- TEXT PROVIDED
--*--
I am having lunch with my boss today.  If it sounds like I have two bosses, it is because I do.  My immediate supervisor is someone who knows absolutely nothing about my department or anything about it.  He is, however, a seasoned manager, is very intelligent, and has great judgement.  He is also my friend.  His boss is someone who has been my friend, has supervised this department for about a decade, although she is certainly not an expert on it.  I am the only expert in our organization.

Yesterday I told my immediate supervisor (and friend) that I don’t want to do this anymore.  That I don’t know how I am going to get through the next couple of years.  He is also in the same place, and I think he has found a way to manage his own post-career career.  We will talk.  I hope he can help me to change my attitude.  Because I really don’t want to do this anymore.

There have been two other times that I have crossed days off of calendars. The last time was when I was getting my masters degree. I had the days numbered till graduation, and posted on a white board outside my office.  Then 9/11 came along, and I looked at those numbers and thought of the 3,000 souls who would have loved to have those days to live – even if they were in school!  I erased the countdown that day.  I don’t believe in wasting days counting down to something.  For all I know, I won’t live that long.

But I don’t want my haste today to cause my elder years to be lived just on the edge of survival.  I got a decent raise last year, and I will get another this summer.  Every year I work my retirement income increases by 2.5%.   If I retired right now, I would get 47.5% of my annual salary, based on an average of the highest 3 years of my salary.  In September, it will be 50%, and on and on.  I had thought I would work until I am 70, but unless something changes drastically, I don’t want to do that.  I will make my goal 65, and then find a way to enjoy it.

I am not “doing time.”  I am living my life.  It is up to me to find a way to bring an attitude of joy to it.  All of my old mechanisms no longer work.  I found the ones that worked through my forties and fifties, I can find new ones.  Please God.

I don’t know if anyone beyond the two or three faithful commenters reads this blog much anymore.  If you are reading, I want to thank you for hanging around while I process this huge upheaval in my life.

I have to keep remembering that God is with me, he has worked many many astounding wonders in my life, and he can again.  I just need to have faith.

 

Posted in Aging, Faith, Work | 18 Comments

Back to Work

 

IMG_7805Yes, my tulips have made their way through another winter and are in bloom.  They are such a delightful flower, so hardy, and pretty.

Back to work this morning after five days of blissful vacation.  I really need to continue until I am 65.  That is just a little over 2.5 years.   I have never not wanted to go back to work after a few days off.  But right now I would be delighted to stay home and clean and knit.  That is what I would love to do today.

I don’t know what will happen.  I can plan anything I want, that doesn’t mean it will happen.  For now, it seems like working until December 1, 2016 is the most reasonable thing to do.  One day at a time.
--*--
- STORED DATA
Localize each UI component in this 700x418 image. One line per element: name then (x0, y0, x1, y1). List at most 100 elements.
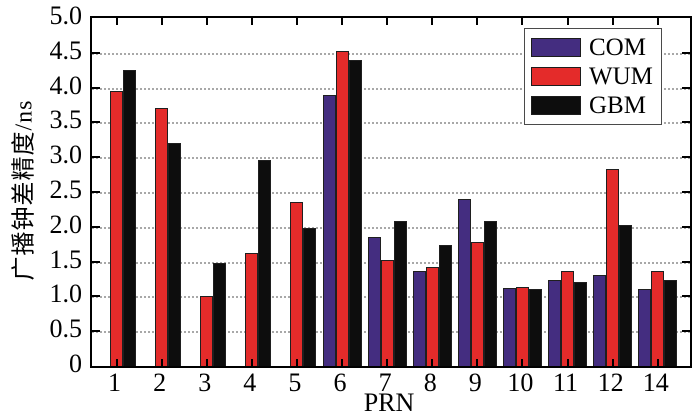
legend: COM WUM GBM (524, 28, 662, 125)
y-tick (92, 330, 100, 333)
x-tick (566, 359, 569, 366)
gridline (92, 157, 690, 160)
bar-com-prn12 (593, 274, 607, 366)
gridline (92, 122, 690, 125)
x-tick (205, 18, 208, 25)
y-tick-label: 1.5 (49, 244, 83, 274)
bar-com-prn11 (548, 279, 561, 366)
y-tick-label: 1.0 (49, 279, 83, 309)
y-tick (92, 260, 100, 263)
y-tick (682, 51, 690, 54)
x-tick (386, 18, 389, 25)
x-tick (566, 18, 569, 25)
x-tick-label: 4 (243, 368, 257, 397)
x-tick (341, 18, 343, 25)
x-tick (205, 359, 208, 366)
bar-wum-prn10 (515, 286, 529, 366)
x-tick (521, 18, 524, 25)
x-tick (160, 18, 163, 25)
bar-gbm-prn14 (664, 280, 678, 366)
x-tick (160, 359, 163, 366)
y-tick-label: 4.5 (49, 35, 83, 65)
bar-com-prn14 (638, 289, 652, 366)
x-tick-label: 6 (333, 368, 347, 397)
y-tick (682, 156, 690, 159)
x-tick (341, 359, 343, 366)
x-tick-label: 11 (552, 368, 579, 397)
bar-gbm-prn2 (168, 143, 182, 366)
x-tick (115, 359, 118, 366)
x-tick (521, 359, 524, 366)
x-tick (295, 359, 298, 366)
bar-wum-prn3 (200, 296, 214, 366)
bar-wum-prn5 (290, 202, 304, 366)
y-tick (682, 191, 690, 193)
y-tick (92, 86, 100, 89)
bar-com-prn9 (457, 198, 471, 366)
y-tick (682, 330, 690, 333)
y-tick-label: 3.0 (49, 140, 83, 170)
x-tick-label: 5 (288, 368, 302, 397)
legend-label: WUM (589, 63, 653, 90)
y-tick (92, 295, 100, 298)
x-tick-label: 7 (378, 368, 392, 397)
x-tick (476, 359, 479, 366)
y-tick-label: 0.5 (49, 314, 83, 344)
com-swatch (531, 38, 581, 57)
bar-com-prn10 (502, 288, 516, 366)
x-tick (476, 18, 479, 25)
y-tick-label: 4.0 (49, 70, 83, 100)
x-tick-label: 10 (507, 368, 534, 397)
legend-label: COM (589, 34, 646, 61)
wum-swatch (531, 67, 581, 86)
x-tick (250, 18, 253, 25)
bar-wum-prn14 (651, 271, 665, 366)
y-tick (92, 51, 100, 54)
y-tick-label: 0 (69, 349, 82, 378)
gbm-swatch (531, 96, 581, 115)
gridline (92, 87, 690, 90)
bar-com-prn8 (412, 270, 426, 366)
bar-com-prn7 (367, 237, 381, 366)
x-tick (611, 18, 614, 25)
y-tick (682, 295, 690, 298)
bar-wum-prn1 (110, 91, 123, 366)
x-tick-label: 1 (108, 368, 121, 397)
bar-com-prn6 (322, 94, 336, 366)
bar-gbm-prn6 (348, 59, 362, 366)
bar-gbm-prn10 (528, 289, 542, 366)
y-tick (682, 225, 690, 228)
legend-item-wum: WUM (531, 62, 655, 91)
x-tick (431, 359, 434, 366)
x-tick (295, 18, 298, 25)
gridline (92, 226, 690, 229)
y-tick (92, 191, 100, 193)
y-tick (92, 121, 100, 124)
x-tick-label: 2 (153, 368, 167, 397)
y-tick-label: 3.5 (49, 105, 83, 135)
legend-item-com: COM (531, 33, 655, 62)
gridline (92, 192, 690, 194)
x-axis-label: PRN (363, 388, 415, 417)
bar-wum-prn2 (155, 108, 169, 366)
bar-wum-prn7 (380, 259, 394, 366)
y-tick (682, 86, 690, 89)
bar-wum-prn11 (561, 270, 574, 366)
x-tick (386, 359, 389, 366)
x-tick-label: 14 (642, 368, 669, 397)
y-tick (92, 156, 100, 159)
bar-gbm-prn5 (303, 228, 317, 366)
x-tick-label: 12 (597, 368, 624, 397)
y-tick (682, 121, 690, 124)
x-tick (250, 359, 253, 366)
x-tick (431, 18, 434, 25)
x-tick (115, 18, 118, 25)
bar-wum-prn8 (425, 267, 439, 366)
x-tick-label: 8 (423, 368, 437, 397)
bar-wum-prn6 (335, 51, 349, 366)
x-tick-label: 3 (198, 368, 212, 397)
y-tick-label: 5.0 (49, 1, 83, 30)
x-tick (611, 359, 614, 366)
bar-gbm-prn8 (438, 244, 452, 366)
gridline (92, 52, 690, 55)
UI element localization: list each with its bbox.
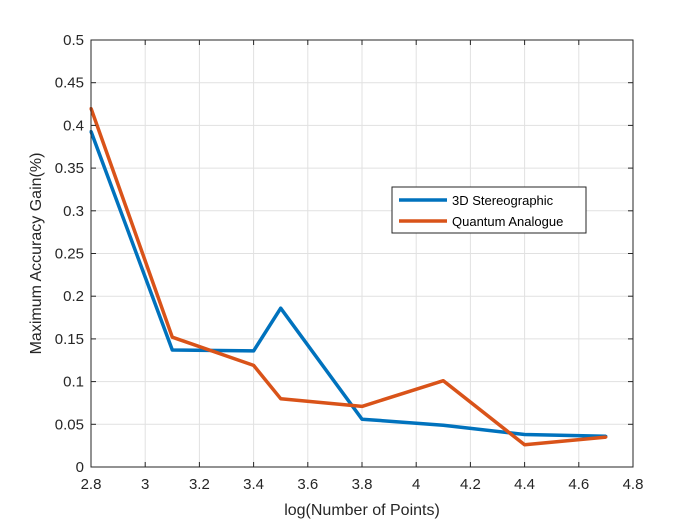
- y-tick-label: 0.4: [63, 117, 84, 134]
- y-tick-label: 0.3: [63, 203, 84, 220]
- x-tick-label: 4: [412, 476, 420, 493]
- grid-lines: [91, 40, 633, 467]
- x-axis-title: log(Number of Points): [284, 502, 440, 519]
- x-tick-label: 3.4: [243, 476, 264, 493]
- y-tick-labels: 0 0.05 0.1 0.15 0.2 0.25 0.3 0.35 0.4 0.45 0.5: [55, 32, 84, 476]
- y-tick-label: 0.05: [55, 416, 84, 433]
- x-tick-label: 3.2: [189, 476, 210, 493]
- y-tick-label: 0: [76, 459, 84, 476]
- data-point-3d-stereographic: [170, 348, 174, 352]
- series-line-quantum-analogue: [89, 107, 607, 447]
- legend-box: [391, 186, 587, 234]
- y-tick-label: 0.35: [55, 160, 84, 177]
- tick-marks: [90, 39, 634, 468]
- x-tick-labels: 2.8 3 3.2 3.4 3.6 3.8 4 4.2 4.4 4.6 4.8: [81, 476, 644, 493]
- data-point-quantum-analogue: [441, 379, 445, 383]
- data-point-quantum-analogue: [252, 363, 256, 367]
- y-tick-label: 0.5: [63, 32, 84, 49]
- data-point-quantum-analogue: [360, 404, 364, 408]
- data-point-3d-stereographic: [523, 433, 527, 437]
- data-point-quantum-analogue: [170, 335, 174, 339]
- x-tick-label: 3: [141, 476, 149, 493]
- legend-label-3d-stereographic: 3D Stereographic: [452, 193, 554, 208]
- y-tick-label: 0.15: [55, 331, 84, 348]
- data-point-3d-stereographic: [252, 349, 256, 353]
- x-tick-label: 4.4: [514, 476, 535, 493]
- y-tick-label: 0.45: [55, 75, 84, 92]
- y-axis-title: Maximum Accuracy Gain(%): [28, 153, 45, 355]
- legend: 3D Stereographic Quantum Analogue: [391, 186, 587, 234]
- data-point-quantum-analogue: [279, 397, 283, 401]
- y-tick-label: 0.2: [63, 288, 84, 305]
- x-tick-label: 2.8: [81, 476, 102, 493]
- x-tick-label: 3.6: [297, 476, 318, 493]
- y-tick-label: 0.25: [55, 246, 84, 263]
- data-point-quantum-analogue: [604, 435, 608, 439]
- data-point-3d-stereographic: [360, 417, 364, 421]
- data-point-quantum-analogue: [523, 443, 527, 447]
- x-tick-label: 4.2: [460, 476, 481, 493]
- legend-label-quantum-analogue: Quantum Analogue: [452, 214, 563, 229]
- data-series: [89, 106, 608, 447]
- data-point-3d-stereographic: [441, 423, 445, 427]
- x-tick-label: 4.6: [568, 476, 589, 493]
- data-point-3d-stereographic: [279, 306, 283, 310]
- x-tick-label: 4.8: [623, 476, 644, 493]
- y-tick-label: 0.1: [63, 374, 84, 391]
- x-tick-label: 3.8: [352, 476, 373, 493]
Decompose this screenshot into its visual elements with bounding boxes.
--*--
- WRITTEN EXERCISE
Reproduce the blog post's passage starting at "But I don’t" and ending at "ones.  Please God.", switching "retirement income" to "pension".

- SOLUTION TO THE EXERCISE
But I don’t want my haste today to cause my elder years to be lived just on the edge of survival.  I got a decent raise last year, and I will get another this summer.  Every year I work my pension increases by 2.5%.   If I retired right now, I would get 47.5% of my annual salary, based on an average of the highest 3 years of my salary.  In September, it will be 50%, and on and on.  I had thought I would work until I am 70, but unless something changes drastically, I don’t want to do that.  I will make my goal 65, and then find a way to enjoy it.

I am not “doing time.”  I am living my life.  It is up to me to find a way to bring an attitude of joy to it.  All of my old mechanisms no longer work.  I found the ones that worked through my forties and fifties, I can find new ones.  Please God.